- _What the exercise asks_: Leave out the pictures and transcribe everything else exactly.

----

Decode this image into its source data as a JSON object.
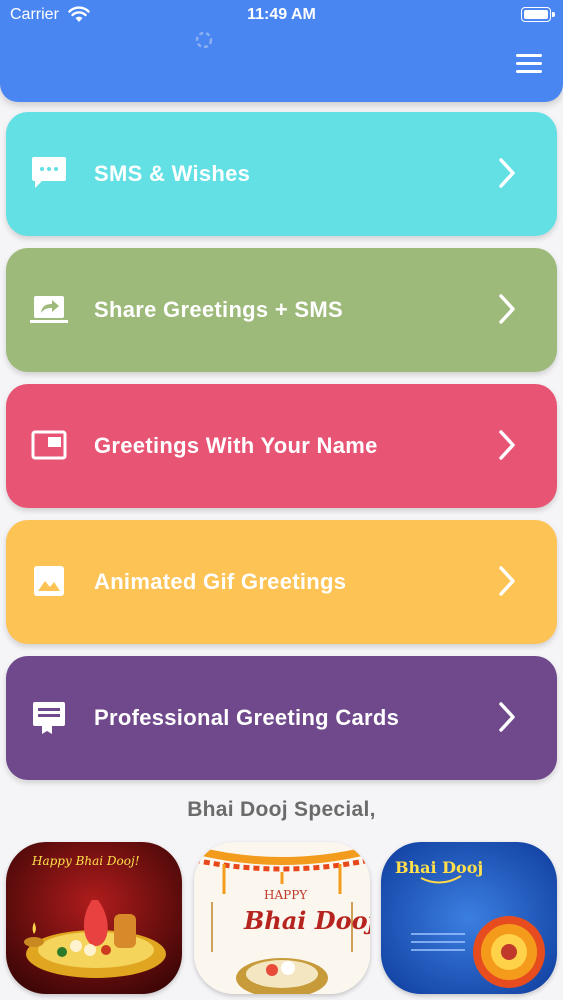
{
  "status_bar": {
    "carrier": "Carrier",
    "time": "11:49 AM",
    "battery_level": 1.0
  },
  "header": {
    "menu_icon": "hamburger-menu-icon",
    "loader_icon": "loading-spinner-icon",
    "background": "#4a86f2"
  },
  "menu": [
    {
      "label": "SMS & Wishes",
      "icon": "chat-bubble-icon",
      "color": "#62e0e4"
    },
    {
      "label": "Share Greetings + SMS",
      "icon": "share-screen-icon",
      "color": "#9dba7a"
    },
    {
      "label": "Greetings With Your Name",
      "icon": "picture-in-picture-icon",
      "color": "#e85474"
    },
    {
      "label": "Animated Gif Greetings",
      "icon": "image-icon",
      "color": "#fec355"
    },
    {
      "label": "Professional Greeting Cards",
      "icon": "card-ribbon-icon",
      "color": "#70498c"
    }
  ],
  "special": {
    "title": "Bhai Dooj Special,",
    "cards": [
      {
        "name": "thali-greeting-card",
        "caption": "Happy Bhai Dooj!"
      },
      {
        "name": "marigold-greeting-card",
        "caption_top": "HAPPY",
        "caption": "Bhai Dooj."
      },
      {
        "name": "blue-rangoli-greeting-card",
        "caption": "Bhai Dooj"
      }
    ]
  }
}
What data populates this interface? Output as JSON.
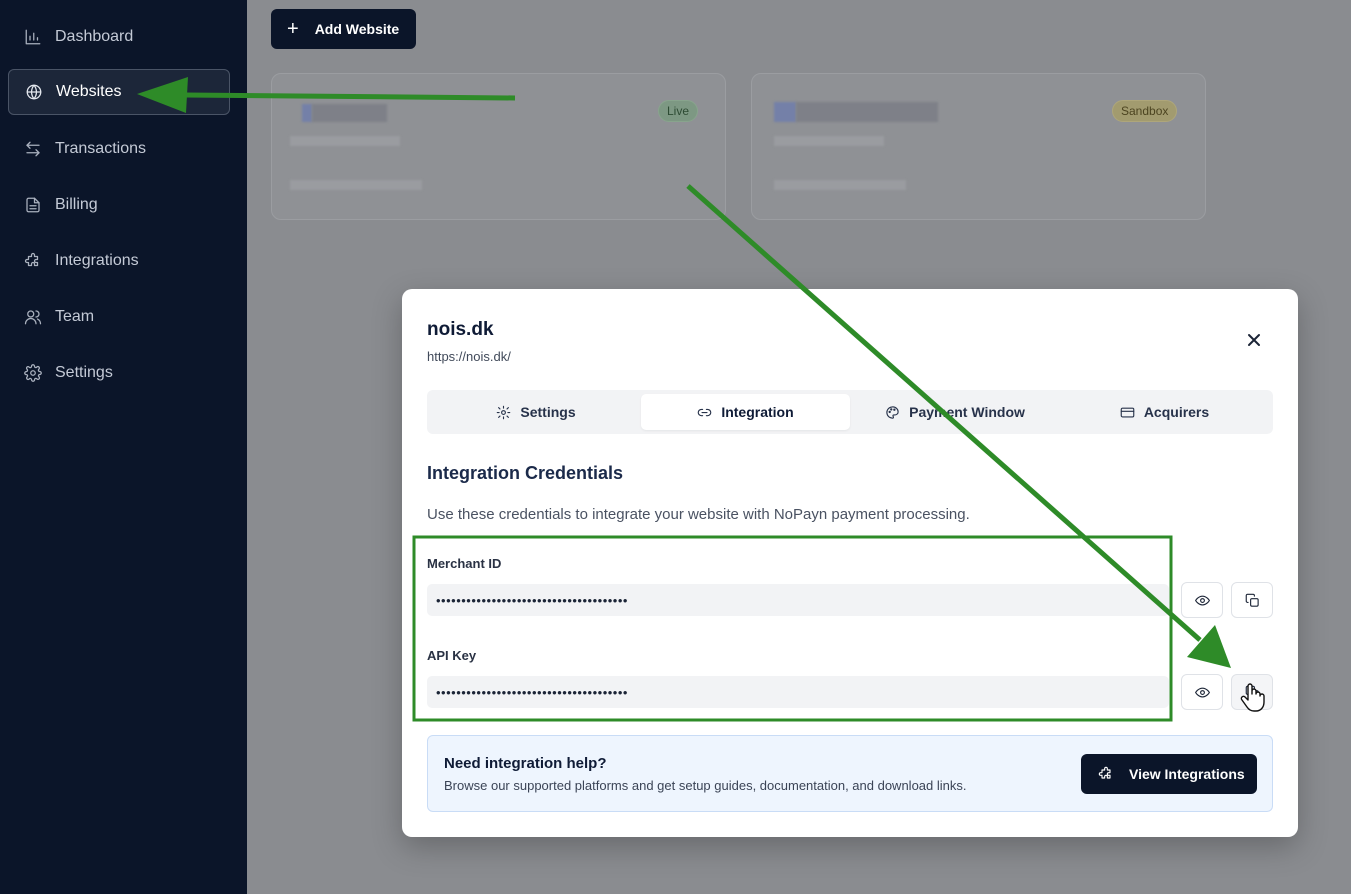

----

- _Task answer_:
Decode this image into its source data as a JSON object.
{
  "status_bar": {
    "carrier": "Carrier",
    "time": "11:49 AM",
    "battery_level": 1.0
  },
  "header": {
    "menu_icon": "hamburger-menu-icon",
    "loader_icon": "loading-spinner-icon",
    "background": "#4a86f2"
  },
  "menu": [
    {
      "label": "SMS & Wishes",
      "icon": "chat-bubble-icon",
      "color": "#62e0e4"
    },
    {
      "label": "Share Greetings + SMS",
      "icon": "share-screen-icon",
      "color": "#9dba7a"
    },
    {
      "label": "Greetings With Your Name",
      "icon": "picture-in-picture-icon",
      "color": "#e85474"
    },
    {
      "label": "Animated Gif Greetings",
      "icon": "image-icon",
      "color": "#fec355"
    },
    {
      "label": "Professional Greeting Cards",
      "icon": "card-ribbon-icon",
      "color": "#70498c"
    }
  ],
  "special": {
    "title": "Bhai Dooj Special,",
    "cards": [
      {
        "name": "thali-greeting-card",
        "caption": "Happy Bhai Dooj!"
      },
      {
        "name": "marigold-greeting-card",
        "caption_top": "HAPPY",
        "caption": "Bhai Dooj."
      },
      {
        "name": "blue-rangoli-greeting-card",
        "caption": "Bhai Dooj"
      }
    ]
  }
}
What data populates this interface? Output as JSON.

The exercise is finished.